[start AVAILABLE RECORDS]

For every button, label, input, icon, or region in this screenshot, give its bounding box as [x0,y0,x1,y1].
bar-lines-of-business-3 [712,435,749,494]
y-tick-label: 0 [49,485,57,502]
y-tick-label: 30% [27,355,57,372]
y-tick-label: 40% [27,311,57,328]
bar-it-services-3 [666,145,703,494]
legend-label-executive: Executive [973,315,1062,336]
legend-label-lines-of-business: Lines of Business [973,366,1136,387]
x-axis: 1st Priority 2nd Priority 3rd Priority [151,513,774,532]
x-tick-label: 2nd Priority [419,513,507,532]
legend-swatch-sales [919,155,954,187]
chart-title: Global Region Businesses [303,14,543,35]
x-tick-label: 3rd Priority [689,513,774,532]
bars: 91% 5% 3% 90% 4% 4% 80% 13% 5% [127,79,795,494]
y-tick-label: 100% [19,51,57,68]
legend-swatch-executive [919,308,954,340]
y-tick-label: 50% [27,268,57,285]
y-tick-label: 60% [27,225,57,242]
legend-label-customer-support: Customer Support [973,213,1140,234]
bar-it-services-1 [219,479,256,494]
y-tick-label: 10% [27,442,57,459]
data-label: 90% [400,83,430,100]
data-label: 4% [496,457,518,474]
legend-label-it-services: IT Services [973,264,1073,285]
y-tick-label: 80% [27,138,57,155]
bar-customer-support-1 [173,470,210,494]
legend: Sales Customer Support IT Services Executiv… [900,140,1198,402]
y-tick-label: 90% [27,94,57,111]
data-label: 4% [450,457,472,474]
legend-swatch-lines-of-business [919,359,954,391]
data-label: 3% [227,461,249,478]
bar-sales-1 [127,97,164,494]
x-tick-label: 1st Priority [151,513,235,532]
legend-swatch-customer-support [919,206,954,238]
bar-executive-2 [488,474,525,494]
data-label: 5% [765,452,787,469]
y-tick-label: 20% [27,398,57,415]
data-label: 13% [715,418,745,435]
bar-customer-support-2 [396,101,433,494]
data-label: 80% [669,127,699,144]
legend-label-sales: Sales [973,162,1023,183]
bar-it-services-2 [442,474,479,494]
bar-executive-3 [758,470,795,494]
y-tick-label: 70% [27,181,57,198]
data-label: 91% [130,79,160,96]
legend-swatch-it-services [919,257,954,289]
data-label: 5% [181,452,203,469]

[end AVAILABLE RECORDS]

DIRECTIONS – Print everything from the start of the records down to the line that contains "bar-it-services-1 [219,479,256,494]", including that line, reproducing each line exactly.

SOLUTION TO THIS EXERCISE –
For every button, label, input, icon, or region in this screenshot, give its bounding box as [x0,y0,x1,y1].
bar-lines-of-business-3 [712,435,749,494]
y-tick-label: 0 [49,485,57,502]
y-tick-label: 30% [27,355,57,372]
y-tick-label: 40% [27,311,57,328]
bar-it-services-3 [666,145,703,494]
legend-label-executive: Executive [973,315,1062,336]
legend-label-lines-of-business: Lines of Business [973,366,1136,387]
x-axis: 1st Priority 2nd Priority 3rd Priority [151,513,774,532]
x-tick-label: 2nd Priority [419,513,507,532]
legend-swatch-sales [919,155,954,187]
chart-title: Global Region Businesses [303,14,543,35]
x-tick-label: 3rd Priority [689,513,774,532]
bars: 91% 5% 3% 90% 4% 4% 80% 13% 5% [127,79,795,494]
y-tick-label: 100% [19,51,57,68]
legend-swatch-executive [919,308,954,340]
y-tick-label: 50% [27,268,57,285]
y-tick-label: 60% [27,225,57,242]
legend-label-customer-support: Customer Support [973,213,1140,234]
bar-it-services-1 [219,479,256,494]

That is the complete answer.